>> BEGIN

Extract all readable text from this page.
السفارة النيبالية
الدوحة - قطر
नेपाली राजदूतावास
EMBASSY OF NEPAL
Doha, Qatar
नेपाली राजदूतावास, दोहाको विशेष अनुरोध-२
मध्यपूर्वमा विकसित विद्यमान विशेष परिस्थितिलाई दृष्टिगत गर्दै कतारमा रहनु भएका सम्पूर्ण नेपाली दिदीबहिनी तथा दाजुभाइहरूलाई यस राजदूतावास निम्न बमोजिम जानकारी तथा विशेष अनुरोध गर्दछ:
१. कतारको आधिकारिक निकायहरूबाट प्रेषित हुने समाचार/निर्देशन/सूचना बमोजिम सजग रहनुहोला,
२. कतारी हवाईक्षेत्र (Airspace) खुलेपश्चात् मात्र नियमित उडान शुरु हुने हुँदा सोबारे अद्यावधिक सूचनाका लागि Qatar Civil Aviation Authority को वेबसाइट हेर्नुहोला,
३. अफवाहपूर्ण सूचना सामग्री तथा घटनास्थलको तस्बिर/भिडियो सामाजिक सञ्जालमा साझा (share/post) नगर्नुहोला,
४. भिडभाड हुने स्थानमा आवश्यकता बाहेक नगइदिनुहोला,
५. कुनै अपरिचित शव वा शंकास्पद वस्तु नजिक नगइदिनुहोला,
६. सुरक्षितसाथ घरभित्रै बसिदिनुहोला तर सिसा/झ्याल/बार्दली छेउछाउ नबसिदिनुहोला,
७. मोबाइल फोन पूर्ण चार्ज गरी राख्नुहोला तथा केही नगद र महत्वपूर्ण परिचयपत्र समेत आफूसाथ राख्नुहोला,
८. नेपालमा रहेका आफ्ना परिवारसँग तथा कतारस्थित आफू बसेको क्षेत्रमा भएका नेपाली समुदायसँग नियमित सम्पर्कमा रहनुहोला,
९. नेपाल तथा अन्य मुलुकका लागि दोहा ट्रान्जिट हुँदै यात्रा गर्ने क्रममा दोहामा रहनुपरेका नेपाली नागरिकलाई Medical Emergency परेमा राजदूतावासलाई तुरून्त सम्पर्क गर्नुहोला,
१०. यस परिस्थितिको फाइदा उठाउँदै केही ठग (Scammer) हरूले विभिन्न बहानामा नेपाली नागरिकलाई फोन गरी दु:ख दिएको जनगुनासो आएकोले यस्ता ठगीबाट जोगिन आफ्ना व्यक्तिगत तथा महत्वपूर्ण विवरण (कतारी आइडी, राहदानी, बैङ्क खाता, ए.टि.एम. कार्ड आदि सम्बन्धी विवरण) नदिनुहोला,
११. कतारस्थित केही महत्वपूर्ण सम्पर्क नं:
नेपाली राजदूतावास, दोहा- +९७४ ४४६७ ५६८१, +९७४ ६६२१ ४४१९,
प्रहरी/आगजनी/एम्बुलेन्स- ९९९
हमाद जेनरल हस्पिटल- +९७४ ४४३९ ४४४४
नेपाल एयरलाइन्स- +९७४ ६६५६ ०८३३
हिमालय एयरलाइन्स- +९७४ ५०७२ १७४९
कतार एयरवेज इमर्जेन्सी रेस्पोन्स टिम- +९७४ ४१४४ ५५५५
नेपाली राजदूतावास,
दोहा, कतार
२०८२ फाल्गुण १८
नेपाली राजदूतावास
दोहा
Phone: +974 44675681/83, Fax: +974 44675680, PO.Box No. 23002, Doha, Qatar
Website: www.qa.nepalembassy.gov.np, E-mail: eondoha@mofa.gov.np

>> END

Your instructions:
Extract every entry in the listing word for word.

Exercise output:
Extract all readable text from this page.
السفارة النيبالية
الدوحة - قطر
नेपाली राजदूतावास
EMBASSY OF NEPAL
Doha, Qatar
नेपाली राजदूतावास, दोहाको विशेष अनुरोध-२
मध्यपूर्वमा विकसित विद्यमान विशेष परिस्थितिलाई दृष्टिगत गर्दै कतारमा रहनु भएका सम्पूर्ण नेपाली दिदीबहिनी तथा दाजुभाइहरूलाई यस राजदूतावास निम्न बमोजिम जानकारी तथा विशेष अनुरोध गर्दछ:
१. कतारको आधिकारिक निकायहरूबाट प्रेषित हुने समाचार/निर्देशन/सूचना बमोजिम सजग रहनुहोला,
२. कतारी हवाईक्षेत्र (Airspace) खुलेपश्चात् मात्र नियमित उडान शुरु हुने हुँदा सोबारे अद्यावधिक सूचनाका लागि Qatar Civil Aviation Authority को वेबसाइट हेर्नुहोला,
३. अफवाहपूर्ण सूचना सामग्री तथा घटनास्थलको तस्बिर/भिडियो सामाजिक सञ्जालमा साझा (share/post) नगर्नुहोला,
४. भिडभाड हुने स्थानमा आवश्यकता बाहेक नगइदिनुहोला,
५. कुनै अपरिचित शव वा शंकास्पद वस्तु नजिक नगइदिनुहोला,
६. सुरक्षितसाथ घरभित्रै बसिदिनुहोला तर सिसा/झ्याल/बार्दली छेउछाउ नबसिदिनुहोला,
७. मोबाइल फोन पूर्ण चार्ज गरी राख्नुहोला तथा केही नगद र महत्वपूर्ण परिचयपत्र समेत आफूसाथ राख्नुहोला,
८. नेपालमा रहेका आफ्ना परिवारसँग तथा कतारस्थित आफू बसेको क्षेत्रमा भएका नेपाली समुदायसँग नियमित सम्पर्कमा रहनुहोला,
९. नेपाल तथा अन्य मुलुकका लागि दोहा ट्रान्जिट हुँदै यात्रा गर्ने क्रममा दोहामा रहनुपरेका नेपाली नागरिकलाई Medical Emergency परेमा राजदूतावासलाई तुरून्त सम्पर्क गर्नुहोला,
१०. यस परिस्थितिको फाइदा उठाउँदै केही ठग (Scammer) हरूले विभिन्न बहानामा नेपाली नागरिकलाई फोन गरी दु:ख दिएको जनगुनासो आएकोले यस्ता ठगीबाट जोगिन आफ्ना व्यक्तिगत तथा महत्वपूर्ण विवरण (कतारी आइडी, राहदानी, बैङ्क खाता, ए.टि.एम. कार्ड आदि सम्बन्धी विवरण) नदिनुहोला,
११. कतारस्थित केही महत्वपूर्ण सम्पर्क नं:
नेपाली राजदूतावास, दोहा- +९७४ ४४६७ ५६८१, +९७४ ६६२१ ४४१९,
प्रहरी/आगजनी/एम्बुलेन्स- ९९९
हमाद जेनरल हस्पिटल- +९७४ ४४३९ ४४४४
नेपाल एयरलाइन्स- +९७४ ६६५६ ०८३३
हिमालय एयरलाइन्स- +९७४ ५०७२ १७४९
कतार एयरवेज इमर्जेन्सी रेस्पोन्स टिम- +९७४ ४१४४ ५५५५
नेपाली राजदूतावास,
दोहा, कतार
२०८२ फाल्गुण १८
नेपाली राजदूतावास
दोहा
Phone: +974 44675681/83, Fax: +974 44675680, PO.Box No. 23002, Doha, Qatar
Website: www.qa.nepalembassy.gov.np, E-mail: eondoha@mofa.gov.np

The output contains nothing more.